# STATED PROBLEM:
Print each line exactly as it is given.

# Collected data:
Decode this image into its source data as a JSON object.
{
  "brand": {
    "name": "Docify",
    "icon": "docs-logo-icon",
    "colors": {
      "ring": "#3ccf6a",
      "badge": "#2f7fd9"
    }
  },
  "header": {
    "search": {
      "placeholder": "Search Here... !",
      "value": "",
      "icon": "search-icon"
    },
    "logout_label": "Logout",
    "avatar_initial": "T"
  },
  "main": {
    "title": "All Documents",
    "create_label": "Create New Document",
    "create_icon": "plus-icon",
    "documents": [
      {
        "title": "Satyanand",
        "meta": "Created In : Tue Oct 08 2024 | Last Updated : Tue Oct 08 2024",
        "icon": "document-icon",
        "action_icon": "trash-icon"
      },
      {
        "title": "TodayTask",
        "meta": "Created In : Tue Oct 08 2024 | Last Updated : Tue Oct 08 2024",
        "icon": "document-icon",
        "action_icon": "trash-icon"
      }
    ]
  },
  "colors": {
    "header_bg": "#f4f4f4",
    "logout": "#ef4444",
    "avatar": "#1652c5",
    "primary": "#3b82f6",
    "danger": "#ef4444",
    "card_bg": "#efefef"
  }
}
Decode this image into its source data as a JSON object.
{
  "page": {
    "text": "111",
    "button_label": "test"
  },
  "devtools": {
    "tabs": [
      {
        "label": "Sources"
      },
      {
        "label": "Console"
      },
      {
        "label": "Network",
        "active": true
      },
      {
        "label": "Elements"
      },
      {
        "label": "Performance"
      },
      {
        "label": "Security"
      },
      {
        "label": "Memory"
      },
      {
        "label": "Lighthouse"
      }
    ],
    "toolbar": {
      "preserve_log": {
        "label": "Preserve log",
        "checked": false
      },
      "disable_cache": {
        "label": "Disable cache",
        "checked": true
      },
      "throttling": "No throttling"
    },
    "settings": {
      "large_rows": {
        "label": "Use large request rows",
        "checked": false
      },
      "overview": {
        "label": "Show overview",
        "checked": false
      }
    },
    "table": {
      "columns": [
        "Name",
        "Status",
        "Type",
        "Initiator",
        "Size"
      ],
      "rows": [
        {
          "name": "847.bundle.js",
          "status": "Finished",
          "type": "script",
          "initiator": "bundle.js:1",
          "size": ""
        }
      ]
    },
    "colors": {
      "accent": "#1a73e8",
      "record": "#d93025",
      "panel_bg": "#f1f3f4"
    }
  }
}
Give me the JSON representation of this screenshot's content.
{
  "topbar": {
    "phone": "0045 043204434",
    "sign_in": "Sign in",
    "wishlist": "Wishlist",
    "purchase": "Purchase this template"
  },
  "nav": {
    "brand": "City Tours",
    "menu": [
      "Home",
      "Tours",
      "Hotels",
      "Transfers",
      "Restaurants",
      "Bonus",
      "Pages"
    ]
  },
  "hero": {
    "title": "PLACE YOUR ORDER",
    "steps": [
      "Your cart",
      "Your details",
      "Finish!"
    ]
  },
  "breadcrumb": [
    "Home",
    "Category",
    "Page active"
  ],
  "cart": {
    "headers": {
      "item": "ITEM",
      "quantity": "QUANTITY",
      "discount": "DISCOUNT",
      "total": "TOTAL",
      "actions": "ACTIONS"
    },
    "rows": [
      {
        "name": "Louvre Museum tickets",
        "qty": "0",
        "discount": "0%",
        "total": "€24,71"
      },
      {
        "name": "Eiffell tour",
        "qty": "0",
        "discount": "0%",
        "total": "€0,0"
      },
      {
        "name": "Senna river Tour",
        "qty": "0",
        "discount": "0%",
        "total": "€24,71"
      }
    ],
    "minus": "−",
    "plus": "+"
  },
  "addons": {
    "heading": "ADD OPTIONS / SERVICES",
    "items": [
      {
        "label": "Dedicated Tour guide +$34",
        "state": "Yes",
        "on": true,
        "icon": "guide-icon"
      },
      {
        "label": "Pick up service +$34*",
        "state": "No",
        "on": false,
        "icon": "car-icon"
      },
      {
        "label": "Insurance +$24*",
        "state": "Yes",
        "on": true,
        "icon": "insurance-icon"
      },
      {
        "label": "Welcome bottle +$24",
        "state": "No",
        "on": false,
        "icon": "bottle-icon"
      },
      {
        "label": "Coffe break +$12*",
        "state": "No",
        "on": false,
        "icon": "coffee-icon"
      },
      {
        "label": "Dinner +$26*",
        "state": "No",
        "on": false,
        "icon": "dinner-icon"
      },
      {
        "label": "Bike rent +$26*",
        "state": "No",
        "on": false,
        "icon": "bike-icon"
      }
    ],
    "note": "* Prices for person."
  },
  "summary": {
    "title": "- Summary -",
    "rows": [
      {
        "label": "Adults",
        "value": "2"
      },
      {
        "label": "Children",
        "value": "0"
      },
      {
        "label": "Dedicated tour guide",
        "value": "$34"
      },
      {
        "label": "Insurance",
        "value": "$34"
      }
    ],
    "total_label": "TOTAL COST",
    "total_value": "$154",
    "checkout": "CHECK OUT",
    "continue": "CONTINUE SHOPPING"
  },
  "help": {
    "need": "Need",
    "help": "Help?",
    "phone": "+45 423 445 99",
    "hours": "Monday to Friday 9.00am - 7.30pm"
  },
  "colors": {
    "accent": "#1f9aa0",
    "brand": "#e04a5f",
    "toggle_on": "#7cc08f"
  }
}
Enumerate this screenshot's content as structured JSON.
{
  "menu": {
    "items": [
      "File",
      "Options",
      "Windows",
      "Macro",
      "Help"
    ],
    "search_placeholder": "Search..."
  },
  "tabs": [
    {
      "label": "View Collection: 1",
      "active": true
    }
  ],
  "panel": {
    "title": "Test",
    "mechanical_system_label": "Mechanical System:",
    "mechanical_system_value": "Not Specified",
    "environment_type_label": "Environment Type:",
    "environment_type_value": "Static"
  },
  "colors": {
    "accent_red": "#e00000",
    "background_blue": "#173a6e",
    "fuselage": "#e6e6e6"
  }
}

# REPLY TO THE TASK:
Decode this image into its source data as a JSON object.
{
  "brand": {
    "name": "Docify",
    "icon": "docs-logo-icon",
    "colors": {
      "ring": "#3ccf6a",
      "badge": "#2f7fd9"
    }
  },
  "header": {
    "search": {
      "placeholder": "Search Here... !",
      "value": "",
      "icon": "search-icon"
    },
    "logout_label": "Logout",
    "avatar_initial": "T"
  },
  "main": {
    "title": "All Documents",
    "create_label": "Create New Document",
    "create_icon": "plus-icon",
    "documents": [
      {
        "title": "Satyanand",
        "meta": "Created In : Tue Oct 08 2024 | Last Updated : Tue Oct 08 2024",
        "icon": "document-icon",
        "action_icon": "trash-icon"
      },
      {
        "title": "TodayTask",
        "meta": "Created In : Tue Oct 08 2024 | Last Updated : Tue Oct 08 2024",
        "icon": "document-icon",
        "action_icon": "trash-icon"
      }
    ]
  },
  "colors": {
    "header_bg": "#f4f4f4",
    "logout": "#ef4444",
    "avatar": "#1652c5",
    "primary": "#3b82f6",
    "danger": "#ef4444",
    "card_bg": "#efefef"
  }
}
Decode this image into its source data as a JSON object.
{
  "page": {
    "text": "111",
    "button_label": "test"
  },
  "devtools": {
    "tabs": [
      {
        "label": "Sources"
      },
      {
        "label": "Console"
      },
      {
        "label": "Network",
        "active": true
      },
      {
        "label": "Elements"
      },
      {
        "label": "Performance"
      },
      {
        "label": "Security"
      },
      {
        "label": "Memory"
      },
      {
        "label": "Lighthouse"
      }
    ],
    "toolbar": {
      "preserve_log": {
        "label": "Preserve log",
        "checked": false
      },
      "disable_cache": {
        "label": "Disable cache",
        "checked": true
      },
      "throttling": "No throttling"
    },
    "settings": {
      "large_rows": {
        "label": "Use large request rows",
        "checked": false
      },
      "overview": {
        "label": "Show overview",
        "checked": false
      }
    },
    "table": {
      "columns": [
        "Name",
        "Status",
        "Type",
        "Initiator",
        "Size"
      ],
      "rows": [
        {
          "name": "847.bundle.js",
          "status": "Finished",
          "type": "script",
          "initiator": "bundle.js:1",
          "size": ""
        }
      ]
    },
    "colors": {
      "accent": "#1a73e8",
      "record": "#d93025",
      "panel_bg": "#f1f3f4"
    }
  }
}
Give me the JSON representation of this screenshot's content.
{
  "topbar": {
    "phone": "0045 043204434",
    "sign_in": "Sign in",
    "wishlist": "Wishlist",
    "purchase": "Purchase this template"
  },
  "nav": {
    "brand": "City Tours",
    "menu": [
      "Home",
      "Tours",
      "Hotels",
      "Transfers",
      "Restaurants",
      "Bonus",
      "Pages"
    ]
  },
  "hero": {
    "title": "PLACE YOUR ORDER",
    "steps": [
      "Your cart",
      "Your details",
      "Finish!"
    ]
  },
  "breadcrumb": [
    "Home",
    "Category",
    "Page active"
  ],
  "cart": {
    "headers": {
      "item": "ITEM",
      "quantity": "QUANTITY",
      "discount": "DISCOUNT",
      "total": "TOTAL",
      "actions": "ACTIONS"
    },
    "rows": [
      {
        "name": "Louvre Museum tickets",
        "qty": "0",
        "discount": "0%",
        "total": "€24,71"
      },
      {
        "name": "Eiffell tour",
        "qty": "0",
        "discount": "0%",
        "total": "€0,0"
      },
      {
        "name": "Senna river Tour",
        "qty": "0",
        "discount": "0%",
        "total": "€24,71"
      }
    ],
    "minus": "−",
    "plus": "+"
  },
  "addons": {
    "heading": "ADD OPTIONS / SERVICES",
    "items": [
      {
        "label": "Dedicated Tour guide +$34",
        "state": "Yes",
        "on": true,
        "icon": "guide-icon"
      },
      {
        "label": "Pick up service +$34*",
        "state": "No",
        "on": false,
        "icon": "car-icon"
      },
      {
        "label": "Insurance +$24*",
        "state": "Yes",
        "on": true,
        "icon": "insurance-icon"
      },
      {
        "label": "Welcome bottle +$24",
        "state": "No",
        "on": false,
        "icon": "bottle-icon"
      },
      {
        "label": "Coffe break +$12*",
        "state": "No",
        "on": false,
        "icon": "coffee-icon"
      },
      {
        "label": "Dinner +$26*",
        "state": "No",
        "on": false,
        "icon": "dinner-icon"
      },
      {
        "label": "Bike rent +$26*",
        "state": "No",
        "on": false,
        "icon": "bike-icon"
      }
    ],
    "note": "* Prices for person."
  },
  "summary": {
    "title": "- Summary -",
    "rows": [
      {
        "label": "Adults",
        "value": "2"
      },
      {
        "label": "Children",
        "value": "0"
      },
      {
        "label": "Dedicated tour guide",
        "value": "$34"
      },
      {
        "label": "Insurance",
        "value": "$34"
      }
    ],
    "total_label": "TOTAL COST",
    "total_value": "$154",
    "checkout": "CHECK OUT",
    "continue": "CONTINUE SHOPPING"
  },
  "help": {
    "need": "Need",
    "help": "Help?",
    "phone": "+45 423 445 99",
    "hours": "Monday to Friday 9.00am - 7.30pm"
  },
  "colors": {
    "accent": "#1f9aa0",
    "brand": "#e04a5f",
    "toggle_on": "#7cc08f"
  }
}
Enumerate this screenshot's content as structured JSON.
{
  "menu": {
    "items": [
      "File",
      "Options",
      "Windows",
      "Macro",
      "Help"
    ],
    "search_placeholder": "Search..."
  },
  "tabs": [
    {
      "label": "View Collection: 1",
      "active": true
    }
  ],
  "panel": {
    "title": "Test",
    "mechanical_system_label": "Mechanical System:",
    "mechanical_system_value": "Not Specified",
    "environment_type_label": "Environment Type:",
    "environment_type_value": "Static"
  },
  "colors": {
    "accent_red": "#e00000",
    "background_blue": "#173a6e",
    "fuselage": "#e6e6e6"
  }
}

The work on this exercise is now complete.